## Stated problem
Write the data out again exactly, dropping any images it holds.

(Data entries)
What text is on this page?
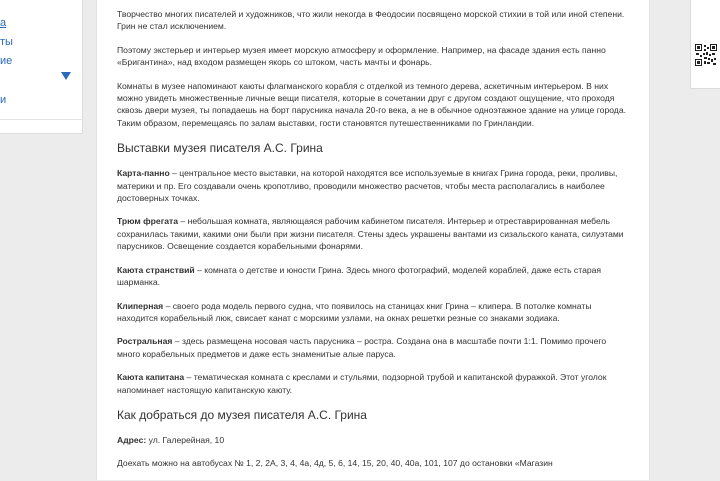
а
ты
ие
и

Творчество многих писателей и художников, что жили некогда в Феодосии посвящено морской стихии в той или иной степени. Грин не стал исключением.

Поэтому экстерьер и интерьер музея имеет морскую атмосферу и оформление. Например, на фасаде здания есть панно «Бригантина», над входом размещен якорь со штоком, часть мачты и фонарь.

Комнаты в музее напоминают каюты флагманского корабля с отделкой из темного дерева, аскетичным интерьером. В них можно увидеть множественные личные вещи писателя, которые в сочетании друг с другом создают ощущение, что проходя сквозь двери музея, ты попадаешь на борт парусника начала 20-го века, а не в обычное одноэтажное здание на улице города. Таким образом, перемещаясь по залам выставки, гости становятся путешественниками по Гринландии.

Выставки музея писателя А.С. Грина

Карта-панно – центральное место выставки, на которой находятся все используемые в книгах Грина города, реки, проливы, материки и пр. Его создавали очень кропотливо, проводили множество расчетов, чтобы места располагались в наиболее достоверных точках.

Трюм фрегата – небольшая комната, являющаяся рабочим кабинетом писателя. Интерьер и отреставрированная мебель сохранилась такими, какими они были при жизни писателя. Стены здесь украшены вантами из сизальского каната, силуэтами парусников. Освещение создается корабельными фонарями.

Каюта странствий – комната о детстве и юности Грина. Здесь много фотографий, моделей кораблей, даже есть старая шарманка.

Клиперная – своего рода модель первого судна, что появилось на станицах книг Грина – клипера. В потолке комнаты находится корабельный люк, свисает канат с морскими узлами, на окнах решетки резные со знаками зодиака.

Ростральная – здесь размещена носовая часть парусника – ростра. Создана она в масштабе почти 1:1. Помимо прочего много корабельных предметов и даже есть знаменитые алые паруса.

Каюта капитана – тематическая комната с креслами и стульями, подзорной трубой и капитанской фуражкой. Этот уголок напоминает настоящую капитанскую каюту.

Как добраться до музея писателя А.С. Грина

Адрес: ул. Галерейная, 10

Доехать можно на автобусах № 1, 2, 2А, 3, 4, 4а, 4д, 5, 6, 14, 15, 20, 40, 40а, 101, 107 до остановки «Магазин
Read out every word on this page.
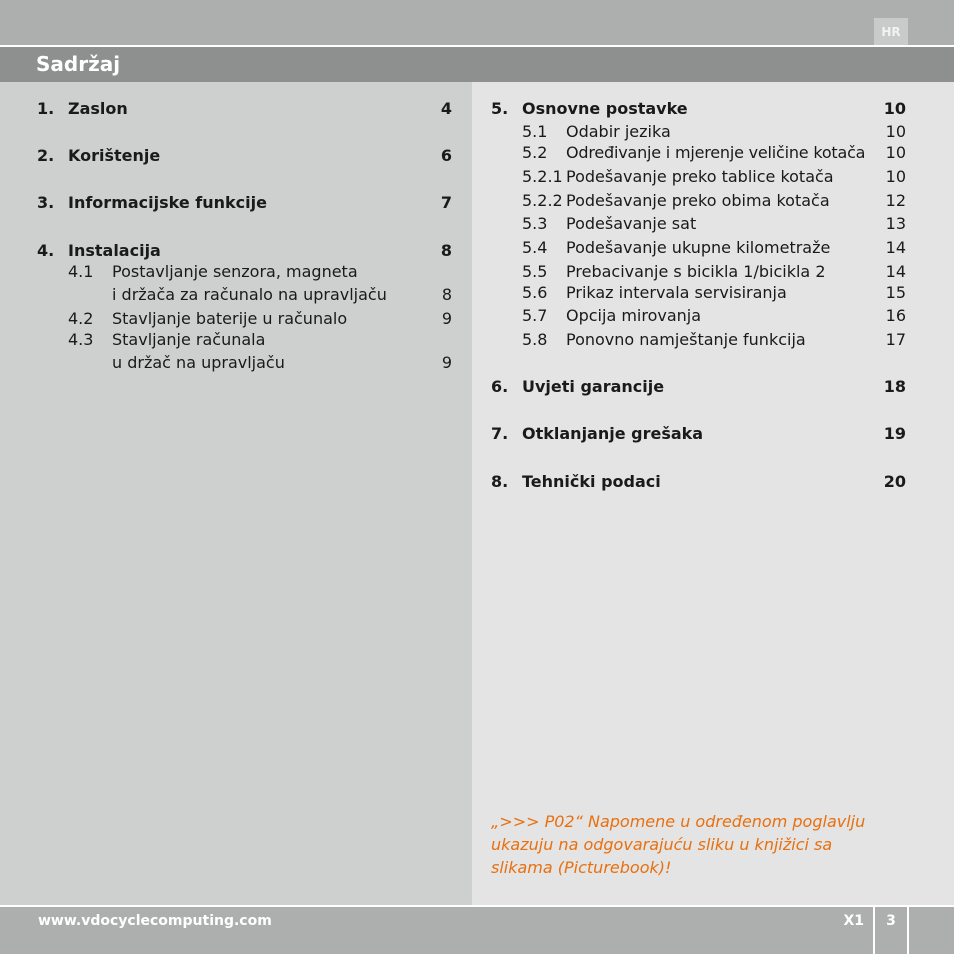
HR
Sadržaj
1. Zaslon	4
2. Korištenje	6
3. Informacijske funkcije	7
4. Instalacija	8
4.1 Postavljanje senzora, magneta
i držača za računalo na upravljaču	8
4.2 Stavljanje baterije u računalo	9
4.3 Stavljanje računala
u držač na upravljaču	9
5. Osnovne postavke	10
5.1 Odabir jezika	10
5.2 Određivanje i mjerenje veličine kotača	10
5.2.1 Podešavanje preko tablice kotača	10
5.2.2 Podešavanje preko obima kotača	12
5.3 Podešavanje sat	13
5.4 Podešavanje ukupne kilometraže	14
5.5 Prebacivanje s bicikla 1/bicikla 2	14
5.6 Prikaz intervala servisiranja	15
5.7 Opcija mirovanja	16
5.8 Ponovno namještanje funkcija	17
6. Uvjeti garancije	18
7. Otklanjanje grešaka	19
8. Tehnički podaci	20
„>>> P02“ Napomene u određenom poglavlju
ukazuju na odgovarajuću sliku u knjižici sa
slikama (Picturebook)!
www.vdocyclecomputing.com	X1	3
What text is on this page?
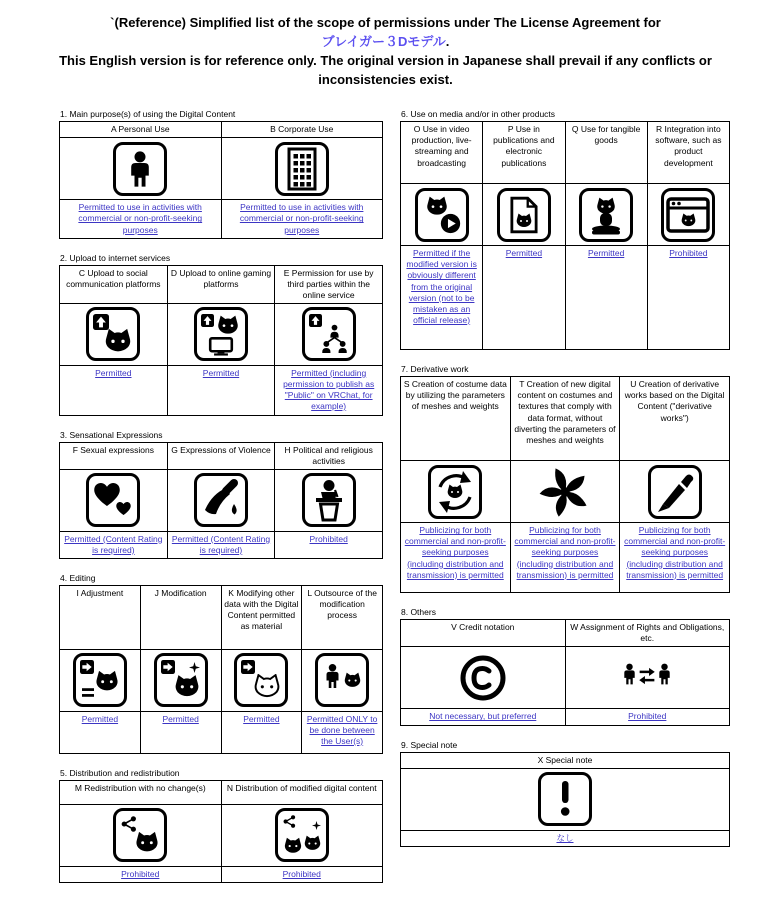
`(Reference) Simplified list of the scope of permissions under The License Agreement for
ブレイガー３Dモデル.
This English version is for reference only. The original version in Japanese shall prevail if any conflicts or inconsistencies exist.
1. Main purpose(s) of using the Digital Content
A Personal Use	B Corporate Use

Permitted to use in activities with commercial or non-profit-seeking purposes	Permitted to use in activities with commercial or non-profit-seeking purposes
2. Upload to internet services
C Upload to social communication platforms	D Upload to online gaming platforms	E Permission for use by third parties within the online service

Permitted	Permitted	Permitted (including permission to publish as "Public" on VRChat, for example)
3. Sensational Expressions
F Sexual expressions	G Expressions of Violence	H Political and religious activities

Permitted (Content Rating is required)	Permitted (Content Rating is required)	Prohibited
4. Editing
I Adjustment	J Modification	K Modifying other data with the Digital Content permitted as material	L Outsource of the modification process

Permitted	Permitted	Permitted	Permitted ONLY to be done between the User(s)
5. Distribution and redistribution
M Redistribution with no change(s)	N Distribution of modified digital content

Prohibited	Prohibited
6. Use on media and/or in other products
O Use in video production, live-streaming and broadcasting	P Use in publications and electronic publications	Q Use for tangible goods	R Integration into software, such as product development

Permitted if the modified version is obviously different from the original version (not to be mistaken as an official release)	Permitted	Permitted	Prohibited
7. Derivative work
S Creation of costume data by utilizing the parameters of meshes and weights	T Creation of new digital content on costumes and textures that comply with data format, without diverting the parameters of meshes and weights	U Creation of derivative works based on the Digital Content ("derivative works")

Publicizing for both commercial and non-profit-seeking purposes (including distribution and transmission) is permitted	Publicizing for both commercial and non-profit-seeking purposes (including distribution and transmission) is permitted	Publicizing for both commercial and non-profit-seeking purposes (including distribution and transmission) is permitted
8. Others
V Credit notation	W Assignment of Rights and Obligations, etc.

Not necessary, but preferred	Prohibited
9. Special note
X Special note

なし
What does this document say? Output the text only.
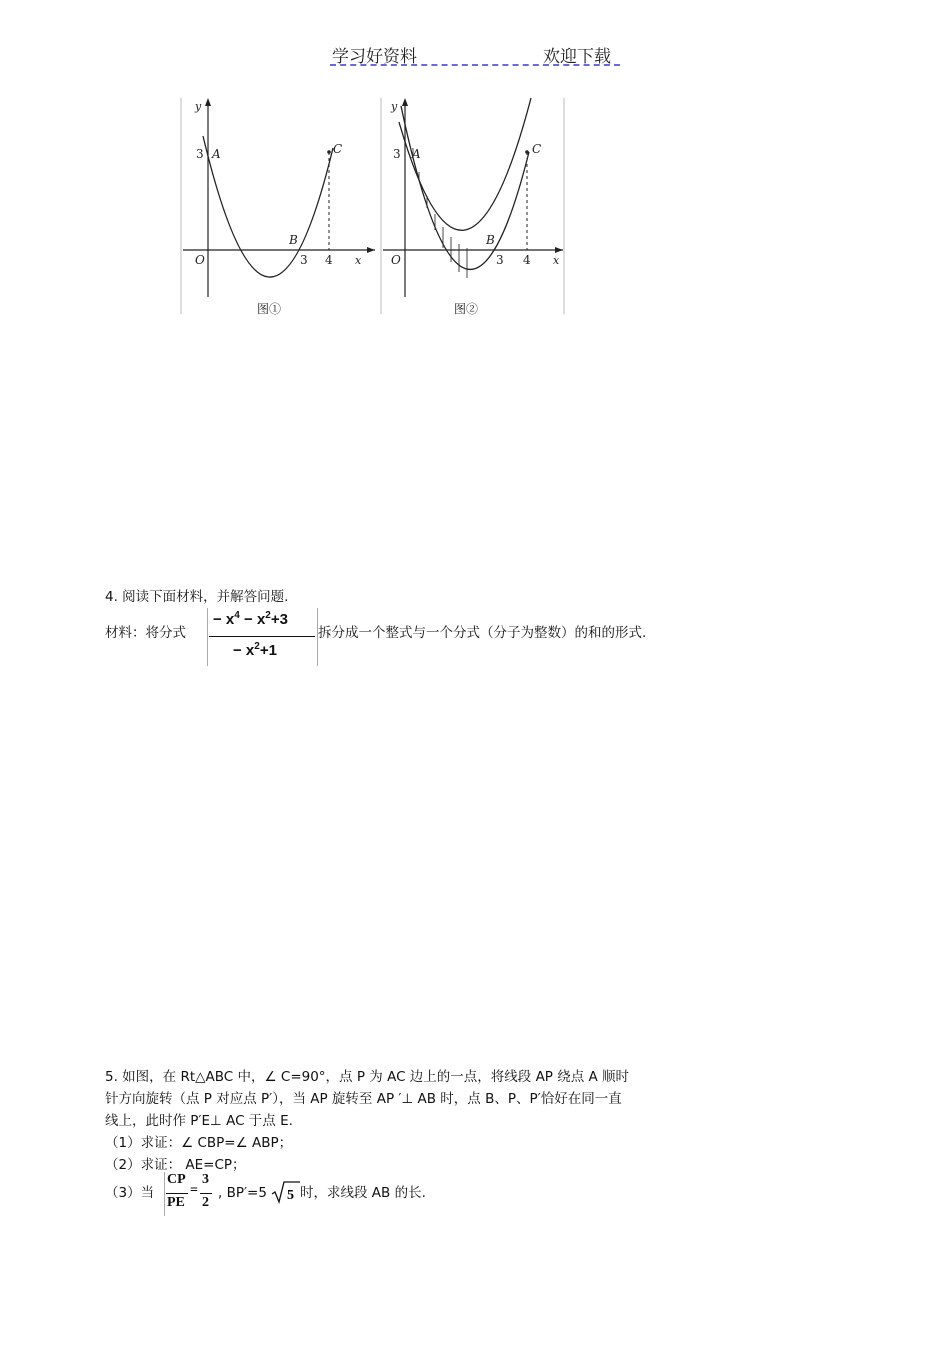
学习好资料	欢迎下载
y
x
O
3 A
B
C
3 4
图①
y
x
O
3 A
B
C
3 4
图②
4. 阅读下面材料，并解答问题.
材料：将分式
− $x^4 - x^2+3$
− $x^2+1$
拆分成一个整式与一个分式（分子为整数）的和的形式.
5. 如图，在 Rt△ABC 中，∠ C=90°，点 P 为 AC 边上的一点，将线段 AP 绕点 A 顺时
针方向旋转（点 P 对应点 P′），当 AP 旋转至 AP ′⊥ AB 时，点 B、P、P′恰好在同一直
线上，此时作 P′E⊥ AC 于点 E.
（1）求证：∠ CBP=∠ ABP；
（2）求证： AE=CP；
（3）当
CP
PE
=
3
2
, BP′=5 5 时，求线段 AB 的长.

## Expected answer
What text is on this page?
а
ты
ие
и

Творчество многих писателей и художников, что жили некогда в Феодосии посвящено морской стихии в той или иной степени. Грин не стал исключением.

Поэтому экстерьер и интерьер музея имеет морскую атмосферу и оформление. Например, на фасаде здания есть панно «Бригантина», над входом размещен якорь со штоком, часть мачты и фонарь.

Комнаты в музее напоминают каюты флагманского корабля с отделкой из темного дерева, аскетичным интерьером. В них можно увидеть множественные личные вещи писателя, которые в сочетании друг с другом создают ощущение, что проходя сквозь двери музея, ты попадаешь на борт парусника начала 20-го века, а не в обычное одноэтажное здание на улице города. Таким образом, перемещаясь по залам выставки, гости становятся путешественниками по Гринландии.

Выставки музея писателя А.С. Грина

Карта-панно – центральное место выставки, на которой находятся все используемые в книгах Грина города, реки, проливы, материки и пр. Его создавали очень кропотливо, проводили множество расчетов, чтобы места располагались в наиболее достоверных точках.

Трюм фрегата – небольшая комната, являющаяся рабочим кабинетом писателя. Интерьер и отреставрированная мебель сохранилась такими, какими они были при жизни писателя. Стены здесь украшены вантами из сизальского каната, силуэтами парусников. Освещение создается корабельными фонарями.

Каюта странствий – комната о детстве и юности Грина. Здесь много фотографий, моделей кораблей, даже есть старая шарманка.

Клиперная – своего рода модель первого судна, что появилось на станицах книг Грина – клипера. В потолке комнаты находится корабельный люк, свисает канат с морскими узлами, на окнах решетки резные со знаками зодиака.

Ростральная – здесь размещена носовая часть парусника – ростра. Создана она в масштабе почти 1:1. Помимо прочего много корабельных предметов и даже есть знаменитые алые паруса.

Каюта капитана – тематическая комната с креслами и стульями, подзорной трубой и капитанской фуражкой. Этот уголок напоминает настоящую капитанскую каюту.

Как добраться до музея писателя А.С. Грина

Адрес: ул. Галерейная, 10

Доехать можно на автобусах № 1, 2, 2А, 3, 4, 4а, 4д, 5, 6, 14, 15, 20, 40, 40а, 101, 107 до остановки «Магазин
Read out every word on this page.
HR
Sadržaj
1. Zaslon	4
2. Korištenje	6
3. Informacijske funkcije	7
4. Instalacija	8
4.1 Postavljanje senzora, magneta
i držača za računalo na upravljaču	8
4.2 Stavljanje baterije u računalo	9
4.3 Stavljanje računala
u držač na upravljaču	9
5. Osnovne postavke	10
5.1 Odabir jezika	10
5.2 Određivanje i mjerenje veličine kotača	10
5.2.1 Podešavanje preko tablice kotača	10
5.2.2 Podešavanje preko obima kotača	12
5.3 Podešavanje sat	13
5.4 Podešavanje ukupne kilometraže	14
5.5 Prebacivanje s bicikla 1/bicikla 2	14
5.6 Prikaz intervala servisiranja	15
5.7 Opcija mirovanja	16
5.8 Ponovno namještanje funkcija	17
6. Uvjeti garancije	18
7. Otklanjanje grešaka	19
8. Tehnički podaci	20
„>>> P02“ Napomene u određenom poglavlju
ukazuju na odgovarajuću sliku u knjižici sa
slikama (Picturebook)!
www.vdocyclecomputing.com	X1	3
What text is on this page?
`(Reference) Simplified list of the scope of permissions under The License Agreement for
ブレイガー３Dモデル.
This English version is for reference only. The original version in Japanese shall prevail if any conflicts or inconsistencies exist.
1. Main purpose(s) of using the Digital Content
A Personal Use	B Corporate Use

Permitted to use in activities with commercial or non-profit-seeking purposes	Permitted to use in activities with commercial or non-profit-seeking purposes
2. Upload to internet services
C Upload to social communication platforms	D Upload to online gaming platforms	E Permission for use by third parties within the online service

Permitted	Permitted	Permitted (including permission to publish as "Public" on VRChat, for example)
3. Sensational Expressions
F Sexual expressions	G Expressions of Violence	H Political and religious activities

Permitted (Content Rating is required)	Permitted (Content Rating is required)	Prohibited
4. Editing
I Adjustment	J Modification	K Modifying other data with the Digital Content permitted as material	L Outsource of the modification process

Permitted	Permitted	Permitted	Permitted ONLY to be done between the User(s)
5. Distribution and redistribution
M Redistribution with no change(s)	N Distribution of modified digital content

Prohibited	Prohibited
6. Use on media and/or in other products
O Use in video production, live-streaming and broadcasting	P Use in publications and electronic publications	Q Use for tangible goods	R Integration into software, such as product development

Permitted if the modified version is obviously different from the original version (not to be mistaken as an official release)	Permitted	Permitted	Prohibited
7. Derivative work
S Creation of costume data by utilizing the parameters of meshes and weights	T Creation of new digital content on costumes and textures that comply with data format, without diverting the parameters of meshes and weights	U Creation of derivative works based on the Digital Content ("derivative works")

Publicizing for both commercial and non-profit-seeking purposes (including distribution and transmission) is permitted	Publicizing for both commercial and non-profit-seeking purposes (including distribution and transmission) is permitted	Publicizing for both commercial and non-profit-seeking purposes (including distribution and transmission) is permitted
8. Others
V Credit notation	W Assignment of Rights and Obligations, etc.

Not necessary, but preferred	Prohibited
9. Special note
X Special note

なし
What does this document say? Output the text only.
学习好资料	欢迎下载
y
x
O
3 A
B
C
3 4
图①
y
x
O
3 A
B
C
3 4
图②
4. 阅读下面材料，并解答问题.
材料：将分式
− $x^4 - x^2+3$
− $x^2+1$
拆分成一个整式与一个分式（分子为整数）的和的形式.
5. 如图，在 Rt△ABC 中，∠ C=90°，点 P 为 AC 边上的一点，将线段 AP 绕点 A 顺时
针方向旋转（点 P 对应点 P′），当 AP 旋转至 AP ′⊥ AB 时，点 B、P、P′恰好在同一直
线上，此时作 P′E⊥ AC 于点 E.
（1）求证：∠ CBP=∠ ABP；
（2）求证： AE=CP；
（3）当
CP
PE
=
3
2
, BP′=5 5 时，求线段 AB 的长.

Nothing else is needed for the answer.